• [文章部分]
»»
LittleBear Communication Disorder's

発達障害者の趣味と考察と日記を適当に

人生というのは人が自分の善性を追い求める過程である

FF8のスコールという主人公がとても好きでした。批判されるくらい内向的で。

思春期の頃、私はとても内向的だったので(今もまぁかなりですけど)、自分の中でのみ様々な物事を考えた。

私の中でのみグルグルものを考えるということは批判される。もっと、外へ出て他人と会話しろ、と。

そうすることで世の中の考え方を知れ、ということですが。ただ、見ている感じ日本人は議論を戦わせることは嫌いで、

「だよねー」と女子的に意見に賛同して共有意志を作り上げ感情的に一致することを好む、という感じる。

そうすると、外に出ても一定以上は意味が無い。異なる意見を日本人は嫌がるし、同質の人間と繋がり合おうとするから。

旅をする意味は同質性の空間から出て異質な意見に触れることだろう。

だから、外に出て行っても、近所なら、発展性が見えないな、という気はする。

それよりは読書をした方が得るものが多い。ただ読書というのは思考のトレースであり、習字の練習に似ている。薄く書かれた字の上をなぞって、字の書き方を練習するのである。大体、一度しか読まないような読書は、その考え方をするなら身に付かないだろう。意味が無いわけではない。そういうものもある、と頭のどこかに引っ掛けるくらいの意味はあるだろう。それが割と重要だと思う。

全てを身に付けることはできないのだから。要はインターネット検索を掛けるにしても、検索用語を思いつけなければ探しようが無いのである。その程度の取っ掛かりが必要になるということは実際、多いだろう。その取っ掛かりを作ることにおいて読書は向いていると思う。身に付けたいとすれば、流し読み以上のことをする必要があるのだろうが。

ちなみに、思考する時間を、人と会話したり趣味で使ったり仕事で使ったりすると、人と差が付く。『ソフィアの旅』では人はみな哲学者だと言っていた。『モモ』の床屋だって彼なりの人生哲学を持っている。けれど、それは暇な時間にふと考えを巡らせたり、悩んだ中で獲得してきた言語的な考えであって、時間を取らなければ、自分の中にそうした哲学は根を張らないだろう、と思うのだ。
««
• [提供情報]
»»
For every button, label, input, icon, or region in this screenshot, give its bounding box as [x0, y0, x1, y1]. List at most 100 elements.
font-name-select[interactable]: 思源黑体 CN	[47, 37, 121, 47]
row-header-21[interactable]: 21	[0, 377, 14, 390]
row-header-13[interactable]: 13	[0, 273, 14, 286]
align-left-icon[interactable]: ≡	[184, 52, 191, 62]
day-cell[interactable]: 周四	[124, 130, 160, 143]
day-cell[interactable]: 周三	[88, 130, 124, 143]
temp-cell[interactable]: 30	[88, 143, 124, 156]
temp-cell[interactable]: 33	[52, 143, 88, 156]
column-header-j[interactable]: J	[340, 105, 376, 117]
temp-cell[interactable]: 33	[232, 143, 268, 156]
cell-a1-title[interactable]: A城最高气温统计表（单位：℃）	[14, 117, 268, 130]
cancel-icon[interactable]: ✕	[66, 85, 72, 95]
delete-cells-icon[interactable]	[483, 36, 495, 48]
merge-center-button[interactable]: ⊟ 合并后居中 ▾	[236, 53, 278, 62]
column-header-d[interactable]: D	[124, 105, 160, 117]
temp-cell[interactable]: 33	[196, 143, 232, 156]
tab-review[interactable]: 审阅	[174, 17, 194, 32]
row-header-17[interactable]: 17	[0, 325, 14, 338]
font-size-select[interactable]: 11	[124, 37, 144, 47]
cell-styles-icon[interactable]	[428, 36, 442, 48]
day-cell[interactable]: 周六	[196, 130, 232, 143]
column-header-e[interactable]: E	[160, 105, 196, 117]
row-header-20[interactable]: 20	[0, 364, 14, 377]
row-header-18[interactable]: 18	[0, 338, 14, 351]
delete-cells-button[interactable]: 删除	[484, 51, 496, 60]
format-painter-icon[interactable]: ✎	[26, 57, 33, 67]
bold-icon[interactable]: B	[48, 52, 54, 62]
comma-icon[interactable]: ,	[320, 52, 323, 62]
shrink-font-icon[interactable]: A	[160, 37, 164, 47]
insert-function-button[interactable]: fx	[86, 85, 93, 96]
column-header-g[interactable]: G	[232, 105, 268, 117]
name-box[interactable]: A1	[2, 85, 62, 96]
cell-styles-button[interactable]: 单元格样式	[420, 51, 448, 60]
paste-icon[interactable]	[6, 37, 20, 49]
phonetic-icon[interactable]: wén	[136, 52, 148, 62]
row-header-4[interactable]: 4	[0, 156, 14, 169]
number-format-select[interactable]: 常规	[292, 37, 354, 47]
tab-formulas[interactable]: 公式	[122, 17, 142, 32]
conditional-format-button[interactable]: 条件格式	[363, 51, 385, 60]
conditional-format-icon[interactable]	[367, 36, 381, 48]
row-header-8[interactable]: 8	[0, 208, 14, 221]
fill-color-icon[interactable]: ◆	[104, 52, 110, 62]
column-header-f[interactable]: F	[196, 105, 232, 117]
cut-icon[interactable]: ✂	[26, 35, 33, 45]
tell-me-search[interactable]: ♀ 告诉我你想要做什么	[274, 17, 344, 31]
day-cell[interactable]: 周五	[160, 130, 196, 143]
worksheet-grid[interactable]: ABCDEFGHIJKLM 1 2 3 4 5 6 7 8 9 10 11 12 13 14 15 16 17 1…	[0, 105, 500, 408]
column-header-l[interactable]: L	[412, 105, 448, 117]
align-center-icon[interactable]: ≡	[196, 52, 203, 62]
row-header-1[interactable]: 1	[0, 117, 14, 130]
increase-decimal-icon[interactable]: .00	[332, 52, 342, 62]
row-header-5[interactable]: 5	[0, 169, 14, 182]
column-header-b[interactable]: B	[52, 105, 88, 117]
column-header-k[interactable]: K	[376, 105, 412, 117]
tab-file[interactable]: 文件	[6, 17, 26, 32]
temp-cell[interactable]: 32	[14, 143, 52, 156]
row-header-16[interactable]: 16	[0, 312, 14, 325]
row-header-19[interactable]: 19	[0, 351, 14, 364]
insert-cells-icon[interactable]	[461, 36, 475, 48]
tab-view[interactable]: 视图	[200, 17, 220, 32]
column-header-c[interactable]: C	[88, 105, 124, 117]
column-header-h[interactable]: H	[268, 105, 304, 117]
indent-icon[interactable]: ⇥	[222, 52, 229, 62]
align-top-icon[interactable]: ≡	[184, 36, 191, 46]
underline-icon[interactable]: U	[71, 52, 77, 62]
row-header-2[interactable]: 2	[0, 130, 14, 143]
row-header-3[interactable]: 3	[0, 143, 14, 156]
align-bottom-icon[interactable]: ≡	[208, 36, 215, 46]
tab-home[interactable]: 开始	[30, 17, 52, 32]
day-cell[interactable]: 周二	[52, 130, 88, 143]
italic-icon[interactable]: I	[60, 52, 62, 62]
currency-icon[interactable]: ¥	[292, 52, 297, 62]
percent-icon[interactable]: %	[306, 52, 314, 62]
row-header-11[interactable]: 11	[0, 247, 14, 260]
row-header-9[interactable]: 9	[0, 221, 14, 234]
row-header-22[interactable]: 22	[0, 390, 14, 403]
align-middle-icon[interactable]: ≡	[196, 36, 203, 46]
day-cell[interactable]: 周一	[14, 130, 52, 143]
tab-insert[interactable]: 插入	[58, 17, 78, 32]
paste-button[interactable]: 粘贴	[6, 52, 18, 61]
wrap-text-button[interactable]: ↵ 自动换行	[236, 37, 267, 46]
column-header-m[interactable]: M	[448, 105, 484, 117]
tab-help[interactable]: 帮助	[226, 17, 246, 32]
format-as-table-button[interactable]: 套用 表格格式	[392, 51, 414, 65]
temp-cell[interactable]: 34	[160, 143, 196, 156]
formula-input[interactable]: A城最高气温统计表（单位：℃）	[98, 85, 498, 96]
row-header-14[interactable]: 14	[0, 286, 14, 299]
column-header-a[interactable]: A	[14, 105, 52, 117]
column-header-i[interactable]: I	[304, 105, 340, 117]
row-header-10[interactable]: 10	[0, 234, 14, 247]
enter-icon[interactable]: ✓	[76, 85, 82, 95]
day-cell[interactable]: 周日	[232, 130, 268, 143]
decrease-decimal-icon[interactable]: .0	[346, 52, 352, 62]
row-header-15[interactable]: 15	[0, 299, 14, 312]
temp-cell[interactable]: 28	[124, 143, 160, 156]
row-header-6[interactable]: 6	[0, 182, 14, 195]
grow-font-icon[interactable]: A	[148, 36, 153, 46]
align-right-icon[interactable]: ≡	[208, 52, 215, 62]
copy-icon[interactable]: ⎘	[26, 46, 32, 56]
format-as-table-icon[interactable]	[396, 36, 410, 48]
««
• [課題 1] 一覧の先頭から始めて「52, 191, 62]」を含む行で終わるまでの各行を、両端の行も含めてそのまま書き写してください。
• [課題 2] 内向性と読書についての文章の最後の文に続く部分を書いてください。
文章と一覧は互いに関係のない別々の資料です。

• [最終回答 1]
For every button, label, input, icon, or region in this screenshot, give its bounding box as [x0, y0, x1, y1]. List at most 100 elements.
font-name-select[interactable]: 思源黑体 CN	[47, 37, 121, 47]
row-header-21[interactable]: 21	[0, 377, 14, 390]
row-header-13[interactable]: 13	[0, 273, 14, 286]
align-left-icon[interactable]: ≡	[184, 52, 191, 62]

• [最終回答 2]
だから、余暇を全て何かに割り振って時間を潰してしまい、思考を巡らせない人は、それ以外の空いた時間で考えた程度のことしか考えた経験が無く、その分、他の人よりも思慮できる範囲が浅いだろうと思われる。科学者は科学については考えても他の道徳や哲学について考えないなら、それは知らないフロンティアである。人間的に深みがある考えを持つかどうかは人文的な思考に関して彼らが独自に学習し検討し深めた結果であり、他の能力に優れたところで代替できないものだろう。

研究室の中で四六時中、専門の科学のことばかり考えて生きてきた研究者より、人生について関心のある床屋の方が哲学や思想的には優れているのかもしれない、ということである。勿論、研究者も道徳的興味関心を持つ人はいるし、何かしら人生の哲学を持っているだろうけど。そういうレベルで尊敬できる人間を測るなら職業や地位は必ずしもあてにはならないだろう。

炭鉱で長年働いてきて人生を消費してきた人が自分がタイムスリップしてしまったようだ、と語るように、長く生きていればハリーポッターの学長の賢者みたいに人生に対する哲学が豊富になるというわけではない、と思うのである。特定の思考と経験の多寡がそうしたある種の叡智に結び付くのであり、人間なら誰しも辿り着くわけでは無い。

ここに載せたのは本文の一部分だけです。